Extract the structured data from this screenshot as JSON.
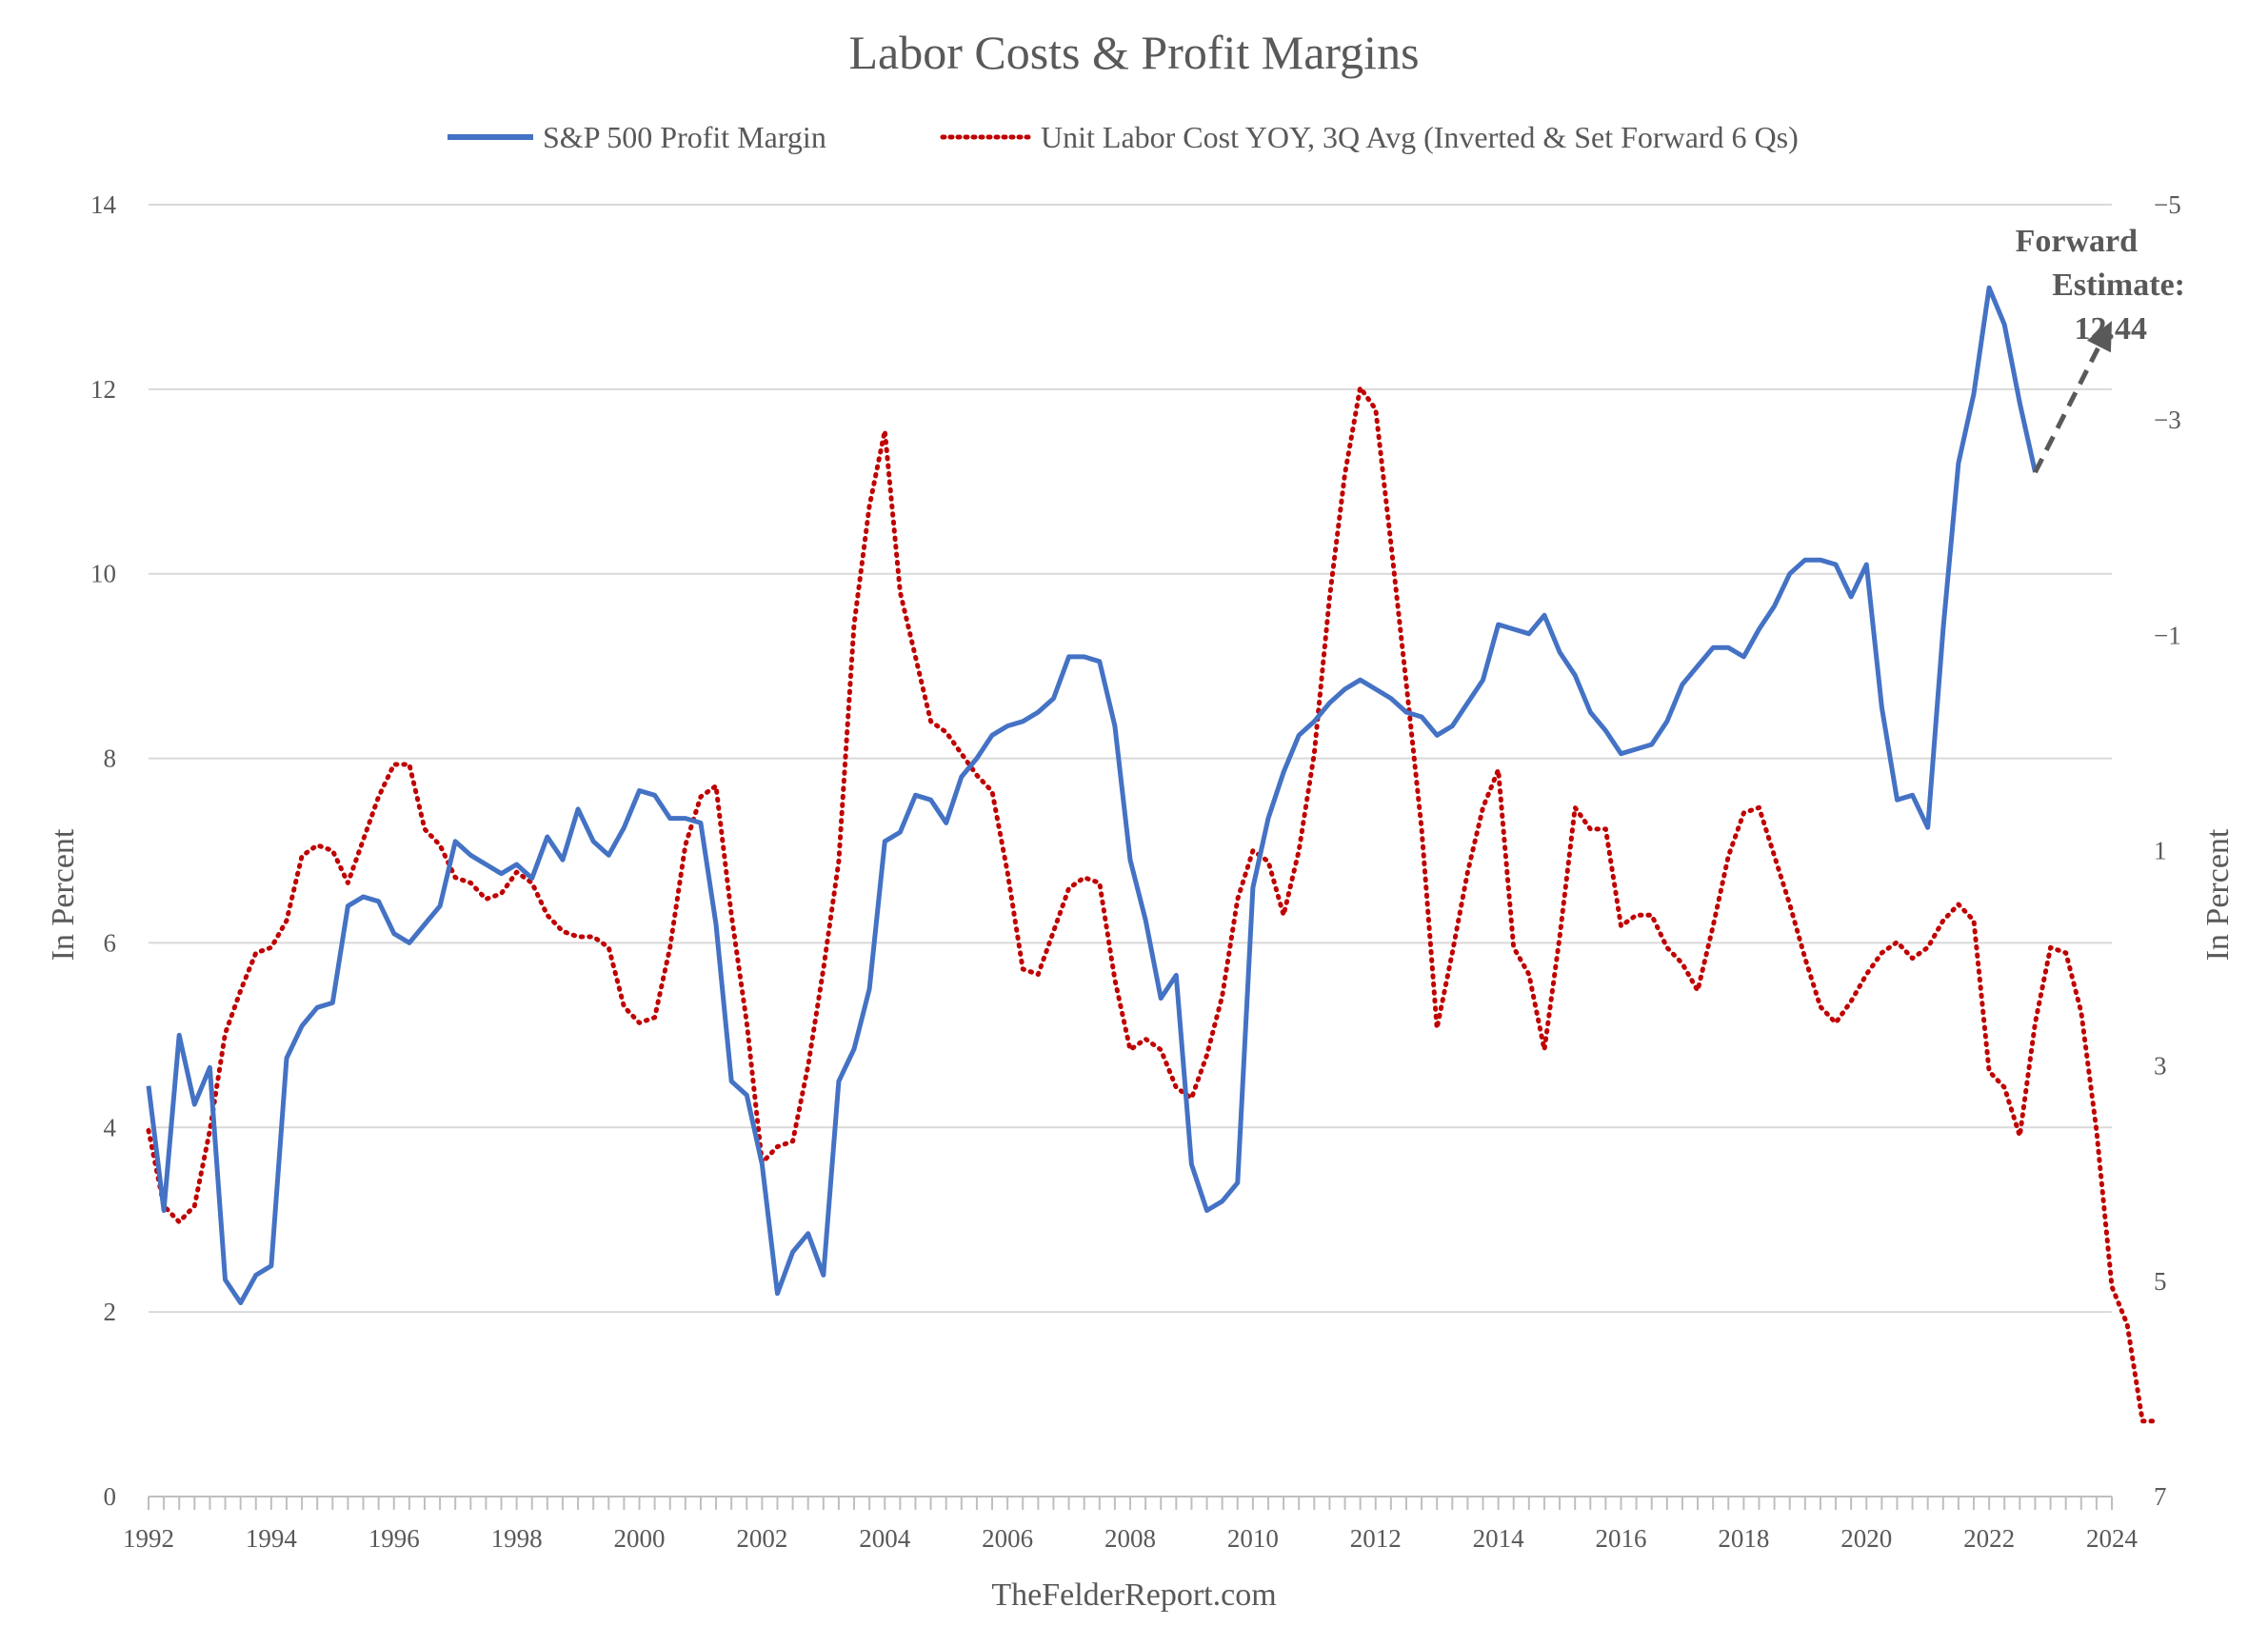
{
  "chart_data": {
    "type": "line",
    "title": "Labor Costs & Profit Margins",
    "source": "TheFelderReport.com",
    "xlim": [
      1992,
      2024
    ],
    "x_ticks": [
      "1992",
      "1994",
      "1996",
      "1998",
      "2000",
      "2002",
      "2004",
      "2006",
      "2008",
      "2010",
      "2012",
      "2014",
      "2016",
      "2018",
      "2020",
      "2022",
      "2024"
    ],
    "y_left": {
      "label": "In Percent",
      "range": [
        0,
        14
      ],
      "ticks": [
        "0",
        "2",
        "4",
        "6",
        "8",
        "10",
        "12",
        "14"
      ]
    },
    "y_right": {
      "label": "In Percent",
      "range": [
        -5,
        7
      ],
      "inverted": true,
      "ticks": [
        "-5",
        "-3",
        "-1",
        "1",
        "3",
        "5",
        "7"
      ]
    },
    "grid": true,
    "legend_position": "top-center",
    "annotation": {
      "lines": [
        "Forward",
        "Estimate:",
        "12.44"
      ],
      "value": 12.44
    },
    "series": [
      {
        "name": "S&P 500 Profit Margin",
        "axis": "left",
        "color": "#4472C4",
        "style": "solid",
        "points": [
          [
            1992.0,
            4.45
          ],
          [
            1992.25,
            3.1
          ],
          [
            1992.5,
            5.0
          ],
          [
            1992.75,
            4.25
          ],
          [
            1993.0,
            4.65
          ],
          [
            1993.25,
            2.35
          ],
          [
            1993.5,
            2.1
          ],
          [
            1993.75,
            2.4
          ],
          [
            1994.0,
            2.5
          ],
          [
            1994.25,
            4.75
          ],
          [
            1994.5,
            5.1
          ],
          [
            1994.75,
            5.3
          ],
          [
            1995.0,
            5.35
          ],
          [
            1995.25,
            6.4
          ],
          [
            1995.5,
            6.5
          ],
          [
            1995.75,
            6.45
          ],
          [
            1996.0,
            6.1
          ],
          [
            1996.25,
            6.0
          ],
          [
            1996.5,
            6.2
          ],
          [
            1996.75,
            6.4
          ],
          [
            1997.0,
            7.1
          ],
          [
            1997.25,
            6.95
          ],
          [
            1997.5,
            6.85
          ],
          [
            1997.75,
            6.75
          ],
          [
            1998.0,
            6.85
          ],
          [
            1998.25,
            6.7
          ],
          [
            1998.5,
            7.15
          ],
          [
            1998.75,
            6.9
          ],
          [
            1999.0,
            7.45
          ],
          [
            1999.25,
            7.1
          ],
          [
            1999.5,
            6.95
          ],
          [
            1999.75,
            7.25
          ],
          [
            2000.0,
            7.65
          ],
          [
            2000.25,
            7.6
          ],
          [
            2000.5,
            7.35
          ],
          [
            2000.75,
            7.35
          ],
          [
            2001.0,
            7.3
          ],
          [
            2001.25,
            6.2
          ],
          [
            2001.5,
            4.5
          ],
          [
            2001.75,
            4.35
          ],
          [
            2002.0,
            3.6
          ],
          [
            2002.25,
            2.2
          ],
          [
            2002.5,
            2.65
          ],
          [
            2002.75,
            2.85
          ],
          [
            2003.0,
            2.4
          ],
          [
            2003.25,
            4.5
          ],
          [
            2003.5,
            4.85
          ],
          [
            2003.75,
            5.5
          ],
          [
            2004.0,
            7.1
          ],
          [
            2004.25,
            7.2
          ],
          [
            2004.5,
            7.6
          ],
          [
            2004.75,
            7.55
          ],
          [
            2005.0,
            7.3
          ],
          [
            2005.25,
            7.8
          ],
          [
            2005.5,
            8.0
          ],
          [
            2005.75,
            8.25
          ],
          [
            2006.0,
            8.35
          ],
          [
            2006.25,
            8.4
          ],
          [
            2006.5,
            8.5
          ],
          [
            2006.75,
            8.65
          ],
          [
            2007.0,
            9.1
          ],
          [
            2007.25,
            9.1
          ],
          [
            2007.5,
            9.05
          ],
          [
            2007.75,
            8.35
          ],
          [
            2008.0,
            6.9
          ],
          [
            2008.25,
            6.25
          ],
          [
            2008.5,
            5.4
          ],
          [
            2008.75,
            5.65
          ],
          [
            2009.0,
            3.6
          ],
          [
            2009.25,
            3.1
          ],
          [
            2009.5,
            3.2
          ],
          [
            2009.75,
            3.4
          ],
          [
            2010.0,
            6.6
          ],
          [
            2010.25,
            7.35
          ],
          [
            2010.5,
            7.85
          ],
          [
            2010.75,
            8.25
          ],
          [
            2011.0,
            8.4
          ],
          [
            2011.25,
            8.6
          ],
          [
            2011.5,
            8.75
          ],
          [
            2011.75,
            8.85
          ],
          [
            2012.0,
            8.75
          ],
          [
            2012.25,
            8.65
          ],
          [
            2012.5,
            8.5
          ],
          [
            2012.75,
            8.45
          ],
          [
            2013.0,
            8.25
          ],
          [
            2013.25,
            8.35
          ],
          [
            2013.5,
            8.6
          ],
          [
            2013.75,
            8.85
          ],
          [
            2014.0,
            9.45
          ],
          [
            2014.25,
            9.4
          ],
          [
            2014.5,
            9.35
          ],
          [
            2014.75,
            9.55
          ],
          [
            2015.0,
            9.15
          ],
          [
            2015.25,
            8.9
          ],
          [
            2015.5,
            8.5
          ],
          [
            2015.75,
            8.3
          ],
          [
            2016.0,
            8.05
          ],
          [
            2016.25,
            8.1
          ],
          [
            2016.5,
            8.15
          ],
          [
            2016.75,
            8.4
          ],
          [
            2017.0,
            8.8
          ],
          [
            2017.25,
            9.0
          ],
          [
            2017.5,
            9.2
          ],
          [
            2017.75,
            9.2
          ],
          [
            2018.0,
            9.1
          ],
          [
            2018.25,
            9.4
          ],
          [
            2018.5,
            9.65
          ],
          [
            2018.75,
            10.0
          ],
          [
            2019.0,
            10.15
          ],
          [
            2019.25,
            10.15
          ],
          [
            2019.5,
            10.1
          ],
          [
            2019.75,
            9.75
          ],
          [
            2020.0,
            10.1
          ],
          [
            2020.25,
            8.55
          ],
          [
            2020.5,
            7.55
          ],
          [
            2020.75,
            7.6
          ],
          [
            2021.0,
            7.25
          ],
          [
            2021.25,
            9.4
          ],
          [
            2021.5,
            11.2
          ],
          [
            2021.75,
            11.95
          ],
          [
            2022.0,
            13.1
          ],
          [
            2022.25,
            12.7
          ],
          [
            2022.5,
            11.85
          ],
          [
            2022.75,
            11.1
          ]
        ]
      },
      {
        "name": "Unit Labor Cost YOY, 3Q Avg (Inverted & Set Forward 6 Qs)",
        "axis": "right",
        "color": "#C00000",
        "style": "dotted",
        "points": [
          [
            1992.0,
            3.6
          ],
          [
            1992.25,
            4.3
          ],
          [
            1992.5,
            4.45
          ],
          [
            1992.75,
            4.3
          ],
          [
            1993.0,
            3.6
          ],
          [
            1993.25,
            2.7
          ],
          [
            1993.5,
            2.3
          ],
          [
            1993.75,
            1.95
          ],
          [
            1994.0,
            1.9
          ],
          [
            1994.25,
            1.65
          ],
          [
            1994.5,
            1.05
          ],
          [
            1994.75,
            0.95
          ],
          [
            1995.0,
            1.0
          ],
          [
            1995.25,
            1.3
          ],
          [
            1995.5,
            0.9
          ],
          [
            1995.75,
            0.5
          ],
          [
            1996.0,
            0.2
          ],
          [
            1996.25,
            0.2
          ],
          [
            1996.5,
            0.8
          ],
          [
            1996.75,
            0.95
          ],
          [
            1997.0,
            1.25
          ],
          [
            1997.25,
            1.3
          ],
          [
            1997.5,
            1.45
          ],
          [
            1997.75,
            1.4
          ],
          [
            1998.0,
            1.2
          ],
          [
            1998.25,
            1.3
          ],
          [
            1998.5,
            1.6
          ],
          [
            1998.75,
            1.75
          ],
          [
            1999.0,
            1.8
          ],
          [
            1999.25,
            1.8
          ],
          [
            1999.5,
            1.9
          ],
          [
            1999.75,
            2.45
          ],
          [
            2000.0,
            2.6
          ],
          [
            2000.25,
            2.55
          ],
          [
            2000.5,
            1.9
          ],
          [
            2000.75,
            0.95
          ],
          [
            2001.0,
            0.5
          ],
          [
            2001.25,
            0.4
          ],
          [
            2001.5,
            1.6
          ],
          [
            2001.75,
            2.6
          ],
          [
            2002.0,
            3.9
          ],
          [
            2002.25,
            3.75
          ],
          [
            2002.5,
            3.7
          ],
          [
            2002.75,
            3.0
          ],
          [
            2003.0,
            2.1
          ],
          [
            2003.25,
            1.1
          ],
          [
            2003.5,
            -1.1
          ],
          [
            2003.75,
            -2.2
          ],
          [
            2004.0,
            -2.9
          ],
          [
            2004.25,
            -1.4
          ],
          [
            2004.5,
            -0.8
          ],
          [
            2004.75,
            -0.2
          ],
          [
            2005.0,
            -0.1
          ],
          [
            2005.25,
            0.1
          ],
          [
            2005.5,
            0.3
          ],
          [
            2005.75,
            0.45
          ],
          [
            2006.0,
            1.2
          ],
          [
            2006.25,
            2.1
          ],
          [
            2006.5,
            2.15
          ],
          [
            2006.75,
            1.75
          ],
          [
            2007.0,
            1.35
          ],
          [
            2007.25,
            1.25
          ],
          [
            2007.5,
            1.3
          ],
          [
            2007.75,
            2.2
          ],
          [
            2008.0,
            2.85
          ],
          [
            2008.25,
            2.75
          ],
          [
            2008.5,
            2.85
          ],
          [
            2008.75,
            3.2
          ],
          [
            2009.0,
            3.3
          ],
          [
            2009.25,
            2.9
          ],
          [
            2009.5,
            2.35
          ],
          [
            2009.75,
            1.45
          ],
          [
            2010.0,
            1.0
          ],
          [
            2010.25,
            1.1
          ],
          [
            2010.5,
            1.6
          ],
          [
            2010.75,
            1.0
          ],
          [
            2011.0,
            0.1
          ],
          [
            2011.25,
            -1.35
          ],
          [
            2011.5,
            -2.5
          ],
          [
            2011.75,
            -3.3
          ],
          [
            2012.0,
            -3.1
          ],
          [
            2012.25,
            -1.85
          ],
          [
            2012.5,
            -0.55
          ],
          [
            2012.75,
            0.8
          ],
          [
            2013.0,
            2.65
          ],
          [
            2013.25,
            1.95
          ],
          [
            2013.5,
            1.2
          ],
          [
            2013.75,
            0.6
          ],
          [
            2014.0,
            0.25
          ],
          [
            2014.25,
            1.9
          ],
          [
            2014.5,
            2.15
          ],
          [
            2014.75,
            2.85
          ],
          [
            2015.0,
            1.8
          ],
          [
            2015.25,
            0.6
          ],
          [
            2015.5,
            0.8
          ],
          [
            2015.75,
            0.8
          ],
          [
            2016.0,
            1.7
          ],
          [
            2016.25,
            1.6
          ],
          [
            2016.5,
            1.6
          ],
          [
            2016.75,
            1.9
          ],
          [
            2017.0,
            2.05
          ],
          [
            2017.25,
            2.3
          ],
          [
            2017.5,
            1.7
          ],
          [
            2017.75,
            1.05
          ],
          [
            2018.0,
            0.65
          ],
          [
            2018.25,
            0.6
          ],
          [
            2018.5,
            1.05
          ],
          [
            2018.75,
            1.5
          ],
          [
            2019.0,
            2.0
          ],
          [
            2019.25,
            2.45
          ],
          [
            2019.5,
            2.6
          ],
          [
            2019.75,
            2.4
          ],
          [
            2020.0,
            2.15
          ],
          [
            2020.25,
            1.95
          ],
          [
            2020.5,
            1.85
          ],
          [
            2020.75,
            2.0
          ],
          [
            2021.0,
            1.9
          ],
          [
            2021.25,
            1.65
          ],
          [
            2021.5,
            1.5
          ],
          [
            2021.75,
            1.65
          ],
          [
            2022.0,
            3.05
          ],
          [
            2022.25,
            3.2
          ],
          [
            2022.5,
            3.65
          ],
          [
            2022.75,
            2.6
          ],
          [
            2023.0,
            1.9
          ],
          [
            2023.25,
            1.95
          ],
          [
            2023.5,
            2.5
          ],
          [
            2023.75,
            3.6
          ],
          [
            2024.0,
            5.05
          ],
          [
            2024.25,
            5.4
          ],
          [
            2024.5,
            6.3
          ],
          [
            2024.75,
            6.3
          ]
        ]
      }
    ]
  }
}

--------------------

Extract each line from the entries above that contains the string "Labor".

[Worked answer]
    "title": "Labor Costs & Profit Margins",
        "name": "Unit Labor Cost YOY, 3Q Avg (Inverted & Set Forward 6 Qs)",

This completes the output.